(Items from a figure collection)
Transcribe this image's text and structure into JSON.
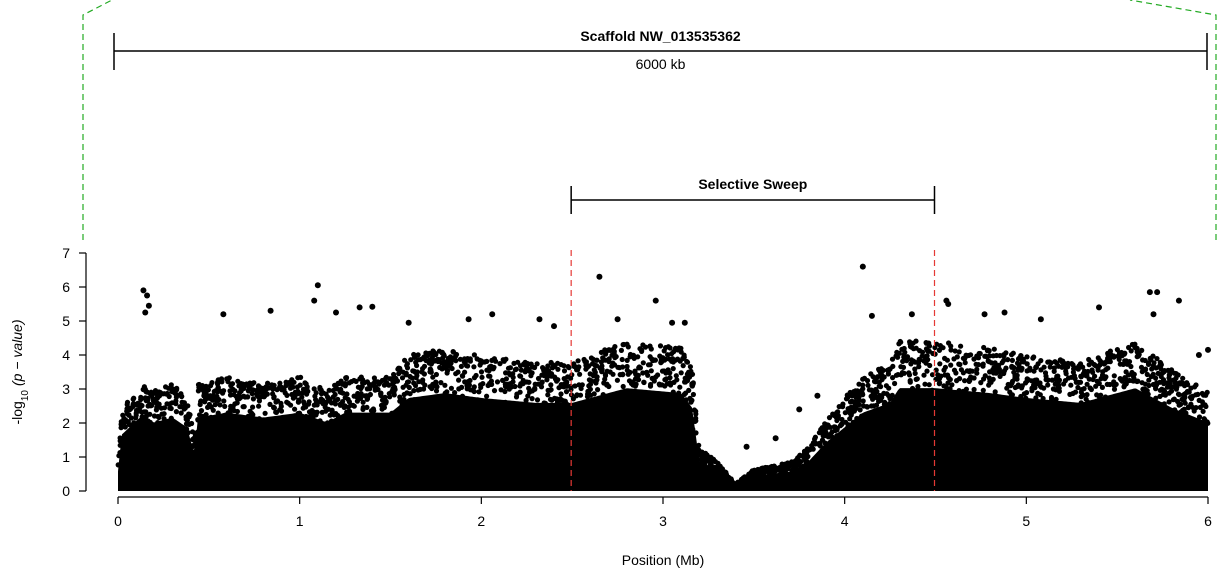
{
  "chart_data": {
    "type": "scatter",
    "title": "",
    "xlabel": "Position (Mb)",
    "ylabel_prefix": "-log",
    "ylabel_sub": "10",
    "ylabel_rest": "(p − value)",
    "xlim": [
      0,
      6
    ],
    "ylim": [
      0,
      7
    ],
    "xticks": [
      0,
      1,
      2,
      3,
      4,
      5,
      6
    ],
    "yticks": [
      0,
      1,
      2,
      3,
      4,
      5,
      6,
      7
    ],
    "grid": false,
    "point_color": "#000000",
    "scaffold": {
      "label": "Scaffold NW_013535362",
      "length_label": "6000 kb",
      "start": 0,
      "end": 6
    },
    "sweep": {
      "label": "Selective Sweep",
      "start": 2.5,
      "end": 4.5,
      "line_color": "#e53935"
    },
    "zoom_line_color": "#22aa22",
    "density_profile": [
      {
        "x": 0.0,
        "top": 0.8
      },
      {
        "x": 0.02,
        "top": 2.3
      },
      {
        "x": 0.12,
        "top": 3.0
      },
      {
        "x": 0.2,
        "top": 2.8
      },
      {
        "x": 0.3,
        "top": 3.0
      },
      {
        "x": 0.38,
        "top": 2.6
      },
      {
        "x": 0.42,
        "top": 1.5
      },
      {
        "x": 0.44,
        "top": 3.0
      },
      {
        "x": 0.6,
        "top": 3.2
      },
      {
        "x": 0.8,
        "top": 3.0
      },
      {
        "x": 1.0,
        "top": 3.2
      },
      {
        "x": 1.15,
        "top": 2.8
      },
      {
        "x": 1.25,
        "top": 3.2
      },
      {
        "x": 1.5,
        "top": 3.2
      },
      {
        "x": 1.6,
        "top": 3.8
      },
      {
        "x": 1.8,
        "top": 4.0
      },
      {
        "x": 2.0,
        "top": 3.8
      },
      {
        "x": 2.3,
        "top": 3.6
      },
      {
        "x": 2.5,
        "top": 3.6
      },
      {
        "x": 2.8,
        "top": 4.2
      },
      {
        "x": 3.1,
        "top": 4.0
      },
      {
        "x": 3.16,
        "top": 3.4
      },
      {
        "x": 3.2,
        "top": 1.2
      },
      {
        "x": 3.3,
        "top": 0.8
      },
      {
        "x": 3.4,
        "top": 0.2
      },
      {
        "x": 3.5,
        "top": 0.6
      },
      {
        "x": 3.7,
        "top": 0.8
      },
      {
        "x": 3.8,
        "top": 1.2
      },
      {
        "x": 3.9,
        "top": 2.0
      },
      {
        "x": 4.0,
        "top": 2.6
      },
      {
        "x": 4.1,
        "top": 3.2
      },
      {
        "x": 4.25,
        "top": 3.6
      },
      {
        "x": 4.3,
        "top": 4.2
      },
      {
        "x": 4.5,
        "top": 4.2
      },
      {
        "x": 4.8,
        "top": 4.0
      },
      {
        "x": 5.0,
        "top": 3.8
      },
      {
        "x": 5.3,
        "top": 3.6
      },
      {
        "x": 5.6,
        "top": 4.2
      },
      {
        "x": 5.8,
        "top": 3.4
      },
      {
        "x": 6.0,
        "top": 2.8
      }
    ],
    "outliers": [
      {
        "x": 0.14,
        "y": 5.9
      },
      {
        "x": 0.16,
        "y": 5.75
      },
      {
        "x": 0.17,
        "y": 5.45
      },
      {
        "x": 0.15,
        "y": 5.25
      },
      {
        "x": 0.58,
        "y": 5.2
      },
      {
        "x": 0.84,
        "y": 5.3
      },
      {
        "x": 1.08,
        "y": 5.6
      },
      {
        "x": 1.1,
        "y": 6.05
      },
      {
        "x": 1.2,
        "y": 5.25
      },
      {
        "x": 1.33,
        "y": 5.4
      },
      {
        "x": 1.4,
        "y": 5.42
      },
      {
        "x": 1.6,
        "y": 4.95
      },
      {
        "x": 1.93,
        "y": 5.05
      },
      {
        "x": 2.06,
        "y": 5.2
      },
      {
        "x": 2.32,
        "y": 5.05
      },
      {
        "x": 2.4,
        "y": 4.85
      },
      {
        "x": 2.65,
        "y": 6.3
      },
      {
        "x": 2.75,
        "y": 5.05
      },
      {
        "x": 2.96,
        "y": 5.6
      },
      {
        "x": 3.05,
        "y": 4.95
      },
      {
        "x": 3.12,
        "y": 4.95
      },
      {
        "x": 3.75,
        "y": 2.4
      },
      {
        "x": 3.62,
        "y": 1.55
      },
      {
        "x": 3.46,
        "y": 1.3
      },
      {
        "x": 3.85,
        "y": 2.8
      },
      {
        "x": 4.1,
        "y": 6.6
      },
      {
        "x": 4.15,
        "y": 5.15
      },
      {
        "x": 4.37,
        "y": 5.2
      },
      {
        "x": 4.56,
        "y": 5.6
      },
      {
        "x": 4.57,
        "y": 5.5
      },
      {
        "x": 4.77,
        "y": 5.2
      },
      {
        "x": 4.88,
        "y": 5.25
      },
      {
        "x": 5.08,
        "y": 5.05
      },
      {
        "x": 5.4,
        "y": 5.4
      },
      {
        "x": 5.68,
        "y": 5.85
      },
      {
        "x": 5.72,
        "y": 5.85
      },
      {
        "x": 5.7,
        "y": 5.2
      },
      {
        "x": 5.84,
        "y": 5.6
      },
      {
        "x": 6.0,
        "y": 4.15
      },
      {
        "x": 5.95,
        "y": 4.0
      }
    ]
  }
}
...
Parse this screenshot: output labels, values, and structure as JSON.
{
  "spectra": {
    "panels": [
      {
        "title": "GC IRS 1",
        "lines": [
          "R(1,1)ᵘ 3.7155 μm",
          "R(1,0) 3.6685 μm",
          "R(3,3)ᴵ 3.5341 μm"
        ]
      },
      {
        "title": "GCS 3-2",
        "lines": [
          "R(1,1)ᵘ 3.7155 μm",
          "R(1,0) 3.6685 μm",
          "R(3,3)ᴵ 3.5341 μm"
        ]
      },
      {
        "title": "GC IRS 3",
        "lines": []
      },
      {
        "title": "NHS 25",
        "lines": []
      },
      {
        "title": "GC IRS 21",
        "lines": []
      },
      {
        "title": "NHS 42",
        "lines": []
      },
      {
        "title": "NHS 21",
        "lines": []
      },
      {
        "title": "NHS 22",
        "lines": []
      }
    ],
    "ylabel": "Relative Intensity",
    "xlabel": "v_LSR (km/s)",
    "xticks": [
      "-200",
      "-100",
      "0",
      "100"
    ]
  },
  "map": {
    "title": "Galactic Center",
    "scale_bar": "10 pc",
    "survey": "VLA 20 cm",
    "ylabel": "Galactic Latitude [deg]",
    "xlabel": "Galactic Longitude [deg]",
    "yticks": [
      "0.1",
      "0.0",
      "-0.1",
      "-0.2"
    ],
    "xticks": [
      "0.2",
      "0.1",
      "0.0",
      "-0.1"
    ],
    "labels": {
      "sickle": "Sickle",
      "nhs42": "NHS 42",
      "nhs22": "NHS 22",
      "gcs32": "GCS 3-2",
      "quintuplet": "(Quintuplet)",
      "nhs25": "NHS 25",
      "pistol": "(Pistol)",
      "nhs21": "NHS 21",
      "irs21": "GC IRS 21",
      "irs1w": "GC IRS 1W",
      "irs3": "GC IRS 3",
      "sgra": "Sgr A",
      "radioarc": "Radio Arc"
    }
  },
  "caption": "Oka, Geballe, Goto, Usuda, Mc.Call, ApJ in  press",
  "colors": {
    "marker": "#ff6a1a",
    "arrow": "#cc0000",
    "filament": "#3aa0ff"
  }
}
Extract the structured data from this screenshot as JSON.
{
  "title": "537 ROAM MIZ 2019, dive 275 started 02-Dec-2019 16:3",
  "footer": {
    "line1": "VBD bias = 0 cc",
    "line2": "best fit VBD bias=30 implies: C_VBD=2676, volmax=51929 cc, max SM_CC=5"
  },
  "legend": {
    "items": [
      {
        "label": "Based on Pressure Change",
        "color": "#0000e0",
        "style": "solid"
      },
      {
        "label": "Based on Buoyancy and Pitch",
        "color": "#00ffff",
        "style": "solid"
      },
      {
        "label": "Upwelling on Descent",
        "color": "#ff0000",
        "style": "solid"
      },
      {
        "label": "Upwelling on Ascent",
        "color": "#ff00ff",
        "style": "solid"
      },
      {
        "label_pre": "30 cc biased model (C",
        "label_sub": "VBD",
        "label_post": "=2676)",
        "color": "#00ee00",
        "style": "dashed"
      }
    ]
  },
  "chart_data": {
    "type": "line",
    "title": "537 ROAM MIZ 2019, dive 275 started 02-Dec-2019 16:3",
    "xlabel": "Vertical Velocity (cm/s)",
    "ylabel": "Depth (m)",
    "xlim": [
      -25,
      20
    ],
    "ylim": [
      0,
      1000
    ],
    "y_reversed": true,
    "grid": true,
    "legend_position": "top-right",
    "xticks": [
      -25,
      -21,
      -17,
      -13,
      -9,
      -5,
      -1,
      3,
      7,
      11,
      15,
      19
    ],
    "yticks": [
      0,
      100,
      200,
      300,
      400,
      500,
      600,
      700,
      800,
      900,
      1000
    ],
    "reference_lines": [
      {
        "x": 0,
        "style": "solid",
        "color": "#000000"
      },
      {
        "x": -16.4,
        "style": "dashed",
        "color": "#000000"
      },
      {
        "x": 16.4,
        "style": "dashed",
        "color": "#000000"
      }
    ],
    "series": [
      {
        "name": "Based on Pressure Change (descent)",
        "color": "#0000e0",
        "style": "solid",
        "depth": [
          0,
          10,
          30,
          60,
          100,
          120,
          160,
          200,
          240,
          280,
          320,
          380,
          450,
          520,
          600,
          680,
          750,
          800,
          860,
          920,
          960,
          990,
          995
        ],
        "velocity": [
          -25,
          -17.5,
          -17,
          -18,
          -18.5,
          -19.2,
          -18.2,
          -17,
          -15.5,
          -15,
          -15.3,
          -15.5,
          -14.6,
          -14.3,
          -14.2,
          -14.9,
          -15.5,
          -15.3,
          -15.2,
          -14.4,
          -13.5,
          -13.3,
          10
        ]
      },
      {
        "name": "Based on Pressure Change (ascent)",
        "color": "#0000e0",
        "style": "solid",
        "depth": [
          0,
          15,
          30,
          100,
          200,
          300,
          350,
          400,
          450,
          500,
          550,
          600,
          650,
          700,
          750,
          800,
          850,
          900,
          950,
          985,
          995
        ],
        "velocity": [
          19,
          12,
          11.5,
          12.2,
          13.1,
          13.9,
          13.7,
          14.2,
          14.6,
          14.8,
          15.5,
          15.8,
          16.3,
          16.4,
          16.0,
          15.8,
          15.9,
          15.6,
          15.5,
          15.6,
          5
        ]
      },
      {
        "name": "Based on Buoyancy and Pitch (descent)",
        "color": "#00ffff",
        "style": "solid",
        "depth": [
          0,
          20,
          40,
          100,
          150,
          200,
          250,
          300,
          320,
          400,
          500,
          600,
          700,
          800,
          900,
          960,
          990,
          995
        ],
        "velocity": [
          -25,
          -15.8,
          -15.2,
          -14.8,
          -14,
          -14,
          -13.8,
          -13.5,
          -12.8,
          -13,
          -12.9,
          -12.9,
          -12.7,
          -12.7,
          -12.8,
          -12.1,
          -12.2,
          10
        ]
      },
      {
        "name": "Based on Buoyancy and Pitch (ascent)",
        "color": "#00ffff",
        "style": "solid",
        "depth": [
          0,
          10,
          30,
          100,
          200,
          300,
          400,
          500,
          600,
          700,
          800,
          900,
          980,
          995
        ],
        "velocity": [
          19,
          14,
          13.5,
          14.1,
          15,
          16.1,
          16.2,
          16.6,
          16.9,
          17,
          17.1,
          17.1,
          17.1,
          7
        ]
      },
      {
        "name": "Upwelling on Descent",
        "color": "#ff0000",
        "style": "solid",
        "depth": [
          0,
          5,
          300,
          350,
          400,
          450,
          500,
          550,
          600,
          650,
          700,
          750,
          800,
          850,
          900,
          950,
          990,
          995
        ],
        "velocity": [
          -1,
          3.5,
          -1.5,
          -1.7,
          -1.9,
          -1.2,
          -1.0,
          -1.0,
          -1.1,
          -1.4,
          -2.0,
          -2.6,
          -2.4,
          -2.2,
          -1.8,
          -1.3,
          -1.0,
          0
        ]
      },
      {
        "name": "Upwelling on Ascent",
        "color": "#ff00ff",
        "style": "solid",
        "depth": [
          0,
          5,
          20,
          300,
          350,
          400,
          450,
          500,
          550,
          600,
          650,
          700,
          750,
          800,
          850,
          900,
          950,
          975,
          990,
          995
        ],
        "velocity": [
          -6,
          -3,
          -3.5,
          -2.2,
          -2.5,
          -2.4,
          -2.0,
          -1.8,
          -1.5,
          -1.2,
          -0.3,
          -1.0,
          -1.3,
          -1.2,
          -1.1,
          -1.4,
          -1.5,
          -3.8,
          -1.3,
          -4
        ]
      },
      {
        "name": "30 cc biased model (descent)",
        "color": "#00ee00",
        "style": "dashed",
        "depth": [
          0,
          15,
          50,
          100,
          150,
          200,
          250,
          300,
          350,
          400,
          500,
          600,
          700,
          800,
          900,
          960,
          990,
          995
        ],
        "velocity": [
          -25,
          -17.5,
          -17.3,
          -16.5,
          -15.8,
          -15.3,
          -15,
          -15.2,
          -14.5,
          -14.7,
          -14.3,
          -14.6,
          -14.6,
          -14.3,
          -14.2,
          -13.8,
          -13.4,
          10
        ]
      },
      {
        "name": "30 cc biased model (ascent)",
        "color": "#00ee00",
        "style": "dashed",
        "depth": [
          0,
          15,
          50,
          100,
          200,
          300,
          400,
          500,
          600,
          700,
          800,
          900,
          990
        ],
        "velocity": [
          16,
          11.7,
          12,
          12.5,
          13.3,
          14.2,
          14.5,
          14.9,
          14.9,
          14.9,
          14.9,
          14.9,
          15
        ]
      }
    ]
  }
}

__Prompt__: Scan the material and collect every line that contains "name".

__Response__:
        "name": "Based on Pressure Change (descent)",
        "name": "Based on Pressure Change (ascent)",
        "name": "Based on Buoyancy and Pitch (descent)",
        "name": "Based on Buoyancy and Pitch (ascent)",
        "name": "Upwelling on Descent",
        "name": "Upwelling on Ascent",
        "name": "30 cc biased model (descent)",
        "name": "30 cc biased model (ascent)",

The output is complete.